— start —
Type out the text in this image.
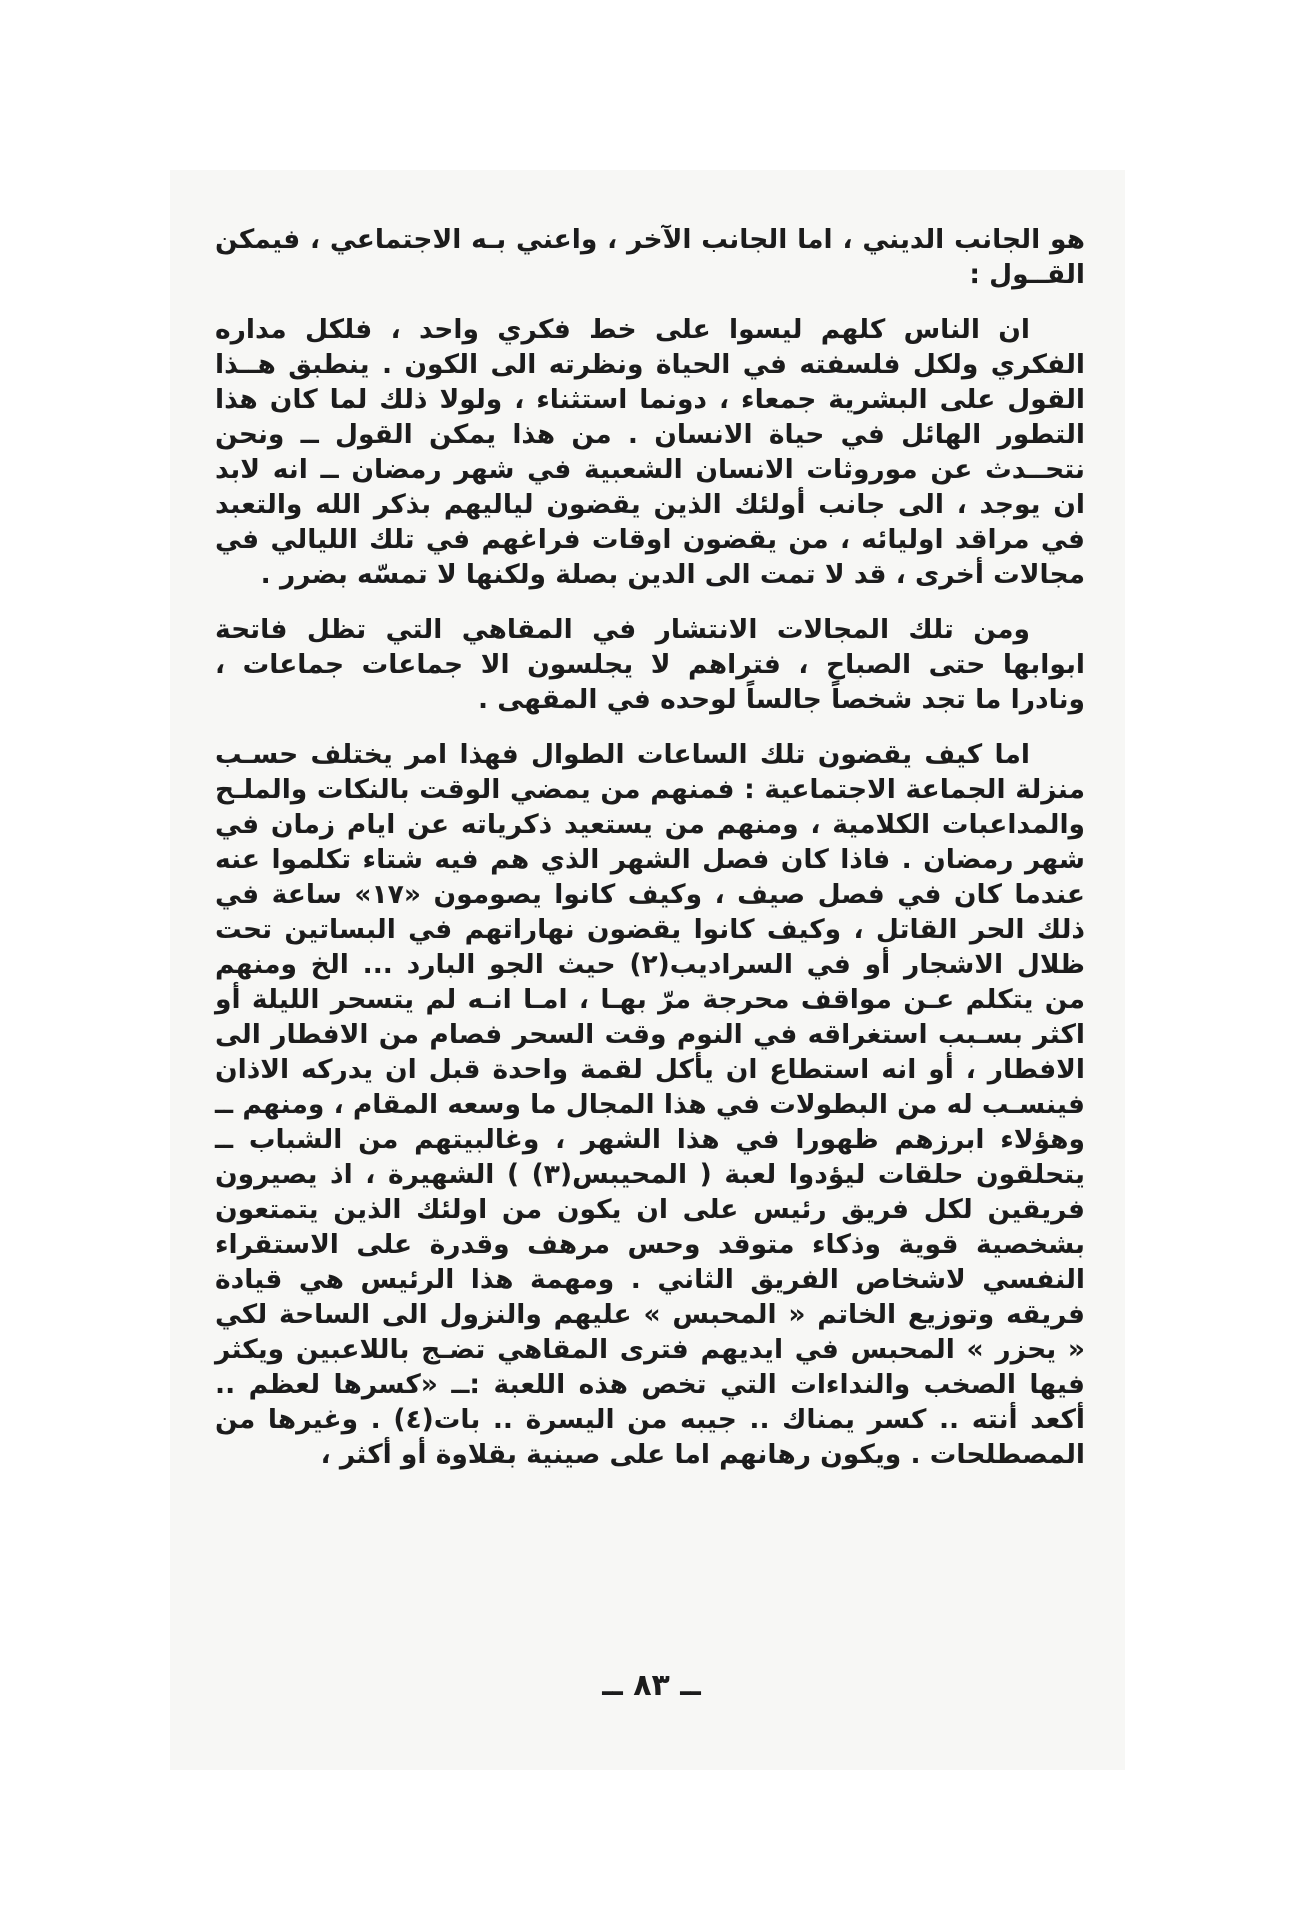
هو الجانب الديني ، اما الجانب الآخر ، واعني بـه الاجتماعي ، فيمكن القــول :

ان الناس كلهم ليسوا على خط فكري واحد ، فلكل مداره الفكري ولكل فلسفته في الحياة ونظرته الى الكون . ينطبق هــذا القول على البشرية جمعاء ، دونما استثناء ، ولولا ذلك لما كان هذا التطور الهائل في حياة الانسان . من هذا يمكن القول ــ ونحن نتحــدث عن موروثات الانسان الشعبية في شهر رمضان ــ انه لابد ان يوجد ، الى جانب أولئك الذين يقضون لياليهم بذكر الله والتعبد في مراقد اوليائه ، من يقضون اوقات فراغهم في تلك الليالي في مجالات أخرى ، قد لا تمت الى الدين بصلة ولكنها لا تمسّه بضرر .

ومن تلك المجالات الانتشار في المقاهي التي تظل فاتحة ابوابها حتى الصباح ، فتراهم لا يجلسون الا جماعات جماعات ، ونادرا ما تجد شخصاً جالساً لوحده في المقهى .

اما كيف يقضون تلك الساعات الطوال فهذا امر يختلف حسـب منزلة الجماعة الاجتماعية : فمنهم من يمضي الوقت بالنكات والملـح والمداعبات الكلامية ، ومنهم من يستعيد ذكرياته عن ايام زمان في شهر رمضان . فاذا كان فصل الشهر الذي هم فيه شتاء تكلموا عنه عندما كان في فصل صيف ، وكيف كانوا يصومون «١٧» ساعة في ذلك الحر القاتل ، وكيف كانوا يقضون نهاراتهم في البساتين تحت ظلال الاشجار أو في السراديب(٢) حيث الجو البارد ... الخ ومنهم من يتكلم عـن مواقف محرجة مرّ بهـا ، امـا انـه لم يتسحر الليلة أو اكثر بسـبب استغراقه في النوم وقت السحر فصام من الافطار الى الافطار ، أو انه استطاع ان يأكل لقمة واحدة قبل ان يدركه الاذان فينسـب له من البطولات في هذا المجال ما وسعه المقام ، ومنهم ــ وهؤلاء ابرزهم ظهورا في هذا الشهر ، وغالبيتهم من الشباب ــ يتحلقون حلقات ليؤدوا لعبة ( المحيبس(٣) ) الشهيرة ، اذ يصيرون فريقين لكل فريق رئيس على ان يكون من اولئك الذين يتمتعون بشخصية قوية وذكاء متوقد وحس مرهف وقدرة على الاستقراء النفسي لاشخاص الفريق الثاني . ومهمة هذا الرئيس هي قيادة فريقه وتوزيع الخاتم « المحبس » عليهم والنزول الى الساحة لكي « يحزر » المحبس في ايديهم فترى المقاهي تضـج باللاعبين ويكثر فيها الصخب والنداءات التي تخص هذه اللعبة :ــ «كسرها لعظم .. أكعد أنته .. كسر يمناك .. جيبه من اليسرة .. بات(٤) . وغيرها من المصطلحات . ويكون رهانهم اما على صينية بقلاوة أو أكثر ،

ــ ٨٣ ــ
— end —
Copy the records above exactly, omitting every picture.

Type out the text in this image.
هو الجانب الديني ، اما الجانب الآخر ، واعني بـه الاجتماعي ، فيمكن القــول :

ان الناس كلهم ليسوا على خط فكري واحد ، فلكل مداره الفكري ولكل فلسفته في الحياة ونظرته الى الكون . ينطبق هــذا القول على البشرية جمعاء ، دونما استثناء ، ولولا ذلك لما كان هذا التطور الهائل في حياة الانسان . من هذا يمكن القول ــ ونحن نتحــدث عن موروثات الانسان الشعبية في شهر رمضان ــ انه لابد ان يوجد ، الى جانب أولئك الذين يقضون لياليهم بذكر الله والتعبد في مراقد اوليائه ، من يقضون اوقات فراغهم في تلك الليالي في مجالات أخرى ، قد لا تمت الى الدين بصلة ولكنها لا تمسّه بضرر .

ومن تلك المجالات الانتشار في المقاهي التي تظل فاتحة ابوابها حتى الصباح ، فتراهم لا يجلسون الا جماعات جماعات ، ونادرا ما تجد شخصاً جالساً لوحده في المقهى .

اما كيف يقضون تلك الساعات الطوال فهذا امر يختلف حسـب منزلة الجماعة الاجتماعية : فمنهم من يمضي الوقت بالنكات والملـح والمداعبات الكلامية ، ومنهم من يستعيد ذكرياته عن ايام زمان في شهر رمضان . فاذا كان فصل الشهر الذي هم فيه شتاء تكلموا عنه عندما كان في فصل صيف ، وكيف كانوا يصومون «١٧» ساعة في ذلك الحر القاتل ، وكيف كانوا يقضون نهاراتهم في البساتين تحت ظلال الاشجار أو في السراديب(٢) حيث الجو البارد ... الخ ومنهم من يتكلم عـن مواقف محرجة مرّ بهـا ، امـا انـه لم يتسحر الليلة أو اكثر بسـبب استغراقه في النوم وقت السحر فصام من الافطار الى الافطار ، أو انه استطاع ان يأكل لقمة واحدة قبل ان يدركه الاذان فينسـب له من البطولات في هذا المجال ما وسعه المقام ، ومنهم ــ وهؤلاء ابرزهم ظهورا في هذا الشهر ، وغالبيتهم من الشباب ــ يتحلقون حلقات ليؤدوا لعبة ( المحيبس(٣) ) الشهيرة ، اذ يصيرون فريقين لكل فريق رئيس على ان يكون من اولئك الذين يتمتعون بشخصية قوية وذكاء متوقد وحس مرهف وقدرة على الاستقراء النفسي لاشخاص الفريق الثاني . ومهمة هذا الرئيس هي قيادة فريقه وتوزيع الخاتم « المحبس » عليهم والنزول الى الساحة لكي « يحزر » المحبس في ايديهم فترى المقاهي تضـج باللاعبين ويكثر فيها الصخب والنداءات التي تخص هذه اللعبة :ــ «كسرها لعظم .. أكعد أنته .. كسر يمناك .. جيبه من اليسرة .. بات(٤) . وغيرها من المصطلحات . ويكون رهانهم اما على صينية بقلاوة أو أكثر ،

ــ ٨٣ ــ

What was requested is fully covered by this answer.